### Supplied records

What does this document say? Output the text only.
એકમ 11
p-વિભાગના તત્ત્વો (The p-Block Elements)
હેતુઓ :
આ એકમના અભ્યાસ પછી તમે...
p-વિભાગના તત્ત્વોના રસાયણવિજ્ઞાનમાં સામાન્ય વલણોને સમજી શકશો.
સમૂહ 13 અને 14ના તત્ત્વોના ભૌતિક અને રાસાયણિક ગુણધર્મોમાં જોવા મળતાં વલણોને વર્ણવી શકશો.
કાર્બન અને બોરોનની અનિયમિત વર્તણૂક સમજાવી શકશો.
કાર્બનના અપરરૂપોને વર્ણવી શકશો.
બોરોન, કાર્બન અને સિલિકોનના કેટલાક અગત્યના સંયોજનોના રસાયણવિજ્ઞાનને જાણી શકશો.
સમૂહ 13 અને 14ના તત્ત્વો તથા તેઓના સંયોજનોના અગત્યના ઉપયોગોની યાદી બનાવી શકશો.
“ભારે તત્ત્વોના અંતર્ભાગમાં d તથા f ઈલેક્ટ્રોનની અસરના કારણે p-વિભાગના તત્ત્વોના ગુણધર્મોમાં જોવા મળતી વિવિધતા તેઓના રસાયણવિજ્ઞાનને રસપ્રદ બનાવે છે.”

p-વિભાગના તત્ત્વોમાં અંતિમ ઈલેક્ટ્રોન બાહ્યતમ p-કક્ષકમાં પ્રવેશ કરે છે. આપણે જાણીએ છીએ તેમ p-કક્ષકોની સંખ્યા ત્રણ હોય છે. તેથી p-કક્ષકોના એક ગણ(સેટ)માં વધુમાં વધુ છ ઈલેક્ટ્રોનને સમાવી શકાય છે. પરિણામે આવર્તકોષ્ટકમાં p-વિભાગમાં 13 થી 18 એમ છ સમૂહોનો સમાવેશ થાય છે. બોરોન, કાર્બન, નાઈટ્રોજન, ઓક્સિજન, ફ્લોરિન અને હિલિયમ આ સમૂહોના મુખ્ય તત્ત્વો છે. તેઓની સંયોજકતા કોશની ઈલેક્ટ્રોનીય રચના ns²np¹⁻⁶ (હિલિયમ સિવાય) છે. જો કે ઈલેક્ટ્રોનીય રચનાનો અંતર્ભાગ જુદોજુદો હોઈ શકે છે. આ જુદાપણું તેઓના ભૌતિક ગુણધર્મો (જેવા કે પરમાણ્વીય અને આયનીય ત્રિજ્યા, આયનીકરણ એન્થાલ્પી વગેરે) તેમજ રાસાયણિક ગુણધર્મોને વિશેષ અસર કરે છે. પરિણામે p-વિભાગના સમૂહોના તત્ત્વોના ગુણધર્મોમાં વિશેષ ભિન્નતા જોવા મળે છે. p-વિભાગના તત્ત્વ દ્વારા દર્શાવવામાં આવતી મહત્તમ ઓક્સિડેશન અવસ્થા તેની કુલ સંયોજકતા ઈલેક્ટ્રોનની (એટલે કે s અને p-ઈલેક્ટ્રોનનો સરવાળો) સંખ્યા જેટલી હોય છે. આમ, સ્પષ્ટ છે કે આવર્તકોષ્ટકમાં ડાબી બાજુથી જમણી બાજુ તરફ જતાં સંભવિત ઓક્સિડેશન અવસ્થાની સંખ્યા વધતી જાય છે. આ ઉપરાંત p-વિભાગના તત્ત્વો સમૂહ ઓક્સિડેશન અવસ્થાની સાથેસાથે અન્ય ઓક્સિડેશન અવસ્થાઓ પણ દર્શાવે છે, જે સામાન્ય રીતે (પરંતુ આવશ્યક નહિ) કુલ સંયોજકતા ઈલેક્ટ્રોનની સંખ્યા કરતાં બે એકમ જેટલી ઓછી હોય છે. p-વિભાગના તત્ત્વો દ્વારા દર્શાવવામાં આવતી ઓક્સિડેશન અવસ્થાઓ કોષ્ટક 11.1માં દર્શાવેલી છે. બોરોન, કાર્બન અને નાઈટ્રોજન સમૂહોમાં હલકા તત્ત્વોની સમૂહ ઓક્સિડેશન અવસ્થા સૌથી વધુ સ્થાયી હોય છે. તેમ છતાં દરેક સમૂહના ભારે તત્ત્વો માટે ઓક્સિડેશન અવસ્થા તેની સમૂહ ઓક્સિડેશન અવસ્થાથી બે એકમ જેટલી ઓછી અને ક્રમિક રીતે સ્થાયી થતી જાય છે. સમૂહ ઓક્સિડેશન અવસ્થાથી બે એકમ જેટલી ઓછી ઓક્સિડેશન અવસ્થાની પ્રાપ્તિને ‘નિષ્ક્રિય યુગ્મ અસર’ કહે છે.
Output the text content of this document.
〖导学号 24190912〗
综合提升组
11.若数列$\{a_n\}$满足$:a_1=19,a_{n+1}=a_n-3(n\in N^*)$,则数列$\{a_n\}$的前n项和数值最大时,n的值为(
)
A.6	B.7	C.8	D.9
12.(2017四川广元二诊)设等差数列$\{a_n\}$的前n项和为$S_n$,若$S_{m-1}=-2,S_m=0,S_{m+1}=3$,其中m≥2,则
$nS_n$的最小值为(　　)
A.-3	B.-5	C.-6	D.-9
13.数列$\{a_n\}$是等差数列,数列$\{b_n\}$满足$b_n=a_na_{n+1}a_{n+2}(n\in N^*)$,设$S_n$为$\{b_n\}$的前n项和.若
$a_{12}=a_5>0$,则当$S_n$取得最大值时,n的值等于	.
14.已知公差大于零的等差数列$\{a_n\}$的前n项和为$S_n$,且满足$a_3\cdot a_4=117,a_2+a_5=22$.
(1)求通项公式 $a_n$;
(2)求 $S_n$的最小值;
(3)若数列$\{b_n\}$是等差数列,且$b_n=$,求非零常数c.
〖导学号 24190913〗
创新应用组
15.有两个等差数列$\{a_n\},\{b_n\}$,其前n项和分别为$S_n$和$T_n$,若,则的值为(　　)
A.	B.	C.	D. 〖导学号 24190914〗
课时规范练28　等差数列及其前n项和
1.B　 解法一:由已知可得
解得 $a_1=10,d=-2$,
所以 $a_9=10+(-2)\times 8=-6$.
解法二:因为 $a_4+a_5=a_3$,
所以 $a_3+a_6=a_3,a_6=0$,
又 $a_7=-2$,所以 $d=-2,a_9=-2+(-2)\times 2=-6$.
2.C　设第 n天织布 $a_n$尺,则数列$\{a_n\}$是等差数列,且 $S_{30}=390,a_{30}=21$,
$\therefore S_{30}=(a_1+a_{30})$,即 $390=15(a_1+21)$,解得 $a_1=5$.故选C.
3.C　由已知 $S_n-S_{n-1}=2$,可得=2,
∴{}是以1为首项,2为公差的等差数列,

######

*What is expected*. Retype all of the entries precisely as they are.

*Exercise result*.
What does this document say? Output the text only.
એકમ 11
p-વિભાગના તત્ત્વો (The p-Block Elements)
હેતુઓ :
આ એકમના અભ્યાસ પછી તમે...
p-વિભાગના તત્ત્વોના રસાયણવિજ્ઞાનમાં સામાન્ય વલણોને સમજી શકશો.
સમૂહ 13 અને 14ના તત્ત્વોના ભૌતિક અને રાસાયણિક ગુણધર્મોમાં જોવા મળતાં વલણોને વર્ણવી શકશો.
કાર્બન અને બોરોનની અનિયમિત વર્તણૂક સમજાવી શકશો.
કાર્બનના અપરરૂપોને વર્ણવી શકશો.
બોરોન, કાર્બન અને સિલિકોનના કેટલાક અગત્યના સંયોજનોના રસાયણવિજ્ઞાનને જાણી શકશો.
સમૂહ 13 અને 14ના તત્ત્વો તથા તેઓના સંયોજનોના અગત્યના ઉપયોગોની યાદી બનાવી શકશો.
“ભારે તત્ત્વોના અંતર્ભાગમાં d તથા f ઈલેક્ટ્રોનની અસરના કારણે p-વિભાગના તત્ત્વોના ગુણધર્મોમાં જોવા મળતી વિવિધતા તેઓના રસાયણવિજ્ઞાનને રસપ્રદ બનાવે છે.”

p-વિભાગના તત્ત્વોમાં અંતિમ ઈલેક્ટ્રોન બાહ્યતમ p-કક્ષકમાં પ્રવેશ કરે છે. આપણે જાણીએ છીએ તેમ p-કક્ષકોની સંખ્યા ત્રણ હોય છે. તેથી p-કક્ષકોના એક ગણ(સેટ)માં વધુમાં વધુ છ ઈલેક્ટ્રોનને સમાવી શકાય છે. પરિણામે આવર્તકોષ્ટકમાં p-વિભાગમાં 13 થી 18 એમ છ સમૂહોનો સમાવેશ થાય છે. બોરોન, કાર્બન, નાઈટ્રોજન, ઓક્સિજન, ફ્લોરિન અને હિલિયમ આ સમૂહોના મુખ્ય તત્ત્વો છે. તેઓની સંયોજકતા કોશની ઈલેક્ટ્રોનીય રચના ns²np¹⁻⁶ (હિલિયમ સિવાય) છે. જો કે ઈલેક્ટ્રોનીય રચનાનો અંતર્ભાગ જુદોજુદો હોઈ શકે છે. આ જુદાપણું તેઓના ભૌતિક ગુણધર્મો (જેવા કે પરમાણ્વીય અને આયનીય ત્રિજ્યા, આયનીકરણ એન્થાલ્પી વગેરે) તેમજ રાસાયણિક ગુણધર્મોને વિશેષ અસર કરે છે. પરિણામે p-વિભાગના સમૂહોના તત્ત્વોના ગુણધર્મોમાં વિશેષ ભિન્નતા જોવા મળે છે. p-વિભાગના તત્ત્વ દ્વારા દર્શાવવામાં આવતી મહત્તમ ઓક્સિડેશન અવસ્થા તેની કુલ સંયોજકતા ઈલેક્ટ્રોનની (એટલે કે s અને p-ઈલેક્ટ્રોનનો સરવાળો) સંખ્યા જેટલી હોય છે. આમ, સ્પષ્ટ છે કે આવર્તકોષ્ટકમાં ડાબી બાજુથી જમણી બાજુ તરફ જતાં સંભવિત ઓક્સિડેશન અવસ્થાની સંખ્યા વધતી જાય છે. આ ઉપરાંત p-વિભાગના તત્ત્વો સમૂહ ઓક્સિડેશન અવસ્થાની સાથેસાથે અન્ય ઓક્સિડેશન અવસ્થાઓ પણ દર્શાવે છે, જે સામાન્ય રીતે (પરંતુ આવશ્યક નહિ) કુલ સંયોજકતા ઈલેક્ટ્રોનની સંખ્યા કરતાં બે એકમ જેટલી ઓછી હોય છે. p-વિભાગના તત્ત્વો દ્વારા દર્શાવવામાં આવતી ઓક્સિડેશન અવસ્થાઓ કોષ્ટક 11.1માં દર્શાવેલી છે. બોરોન, કાર્બન અને નાઈટ્રોજન સમૂહોમાં હલકા તત્ત્વોની સમૂહ ઓક્સિડેશન અવસ્થા સૌથી વધુ સ્થાયી હોય છે. તેમ છતાં દરેક સમૂહના ભારે તત્ત્વો માટે ઓક્સિડેશન અવસ્થા તેની સમૂહ ઓક્સિડેશન અવસ્થાથી બે એકમ જેટલી ઓછી અને ક્રમિક રીતે સ્થાયી થતી જાય છે. સમૂહ ઓક્સિડેશન અવસ્થાથી બે એકમ જેટલી ઓછી ઓક્સિડેશન અવસ્થાની પ્રાપ્તિને ‘નિષ્ક્રિય યુગ્મ અસર’ કહે છે.
Output the text content of this document.
〖导学号 24190912〗
综合提升组
11.若数列$\{a_n\}$满足$:a_1=19,a_{n+1}=a_n-3(n\in N^*)$,则数列$\{a_n\}$的前n项和数值最大时,n的值为(
)
A.6	B.7	C.8	D.9
12.(2017四川广元二诊)设等差数列$\{a_n\}$的前n项和为$S_n$,若$S_{m-1}=-2,S_m=0,S_{m+1}=3$,其中m≥2,则
$nS_n$的最小值为(　　)
A.-3	B.-5	C.-6	D.-9
13.数列$\{a_n\}$是等差数列,数列$\{b_n\}$满足$b_n=a_na_{n+1}a_{n+2}(n\in N^*)$,设$S_n$为$\{b_n\}$的前n项和.若
$a_{12}=a_5>0$,则当$S_n$取得最大值时,n的值等于	.
14.已知公差大于零的等差数列$\{a_n\}$的前n项和为$S_n$,且满足$a_3\cdot a_4=117,a_2+a_5=22$.
(1)求通项公式 $a_n$;
(2)求 $S_n$的最小值;
(3)若数列$\{b_n\}$是等差数列,且$b_n=$,求非零常数c.
〖导学号 24190913〗
创新应用组
15.有两个等差数列$\{a_n\},\{b_n\}$,其前n项和分别为$S_n$和$T_n$,若,则的值为(　　)
A.	B.	C.	D. 〖导学号 24190914〗
课时规范练28　等差数列及其前n项和
1.B　 解法一:由已知可得
解得 $a_1=10,d=-2$,
所以 $a_9=10+(-2)\times 8=-6$.
解法二:因为 $a_4+a_5=a_3$,
所以 $a_3+a_6=a_3,a_6=0$,
又 $a_7=-2$,所以 $d=-2,a_9=-2+(-2)\times 2=-6$.
2.C　设第 n天织布 $a_n$尺,则数列$\{a_n\}$是等差数列,且 $S_{30}=390,a_{30}=21$,
$\therefore S_{30}=(a_1+a_{30})$,即 $390=15(a_1+21)$,解得 $a_1=5$.故选C.
3.C　由已知 $S_n-S_{n-1}=2$,可得=2,
∴{}是以1为首项,2为公差的等差数列,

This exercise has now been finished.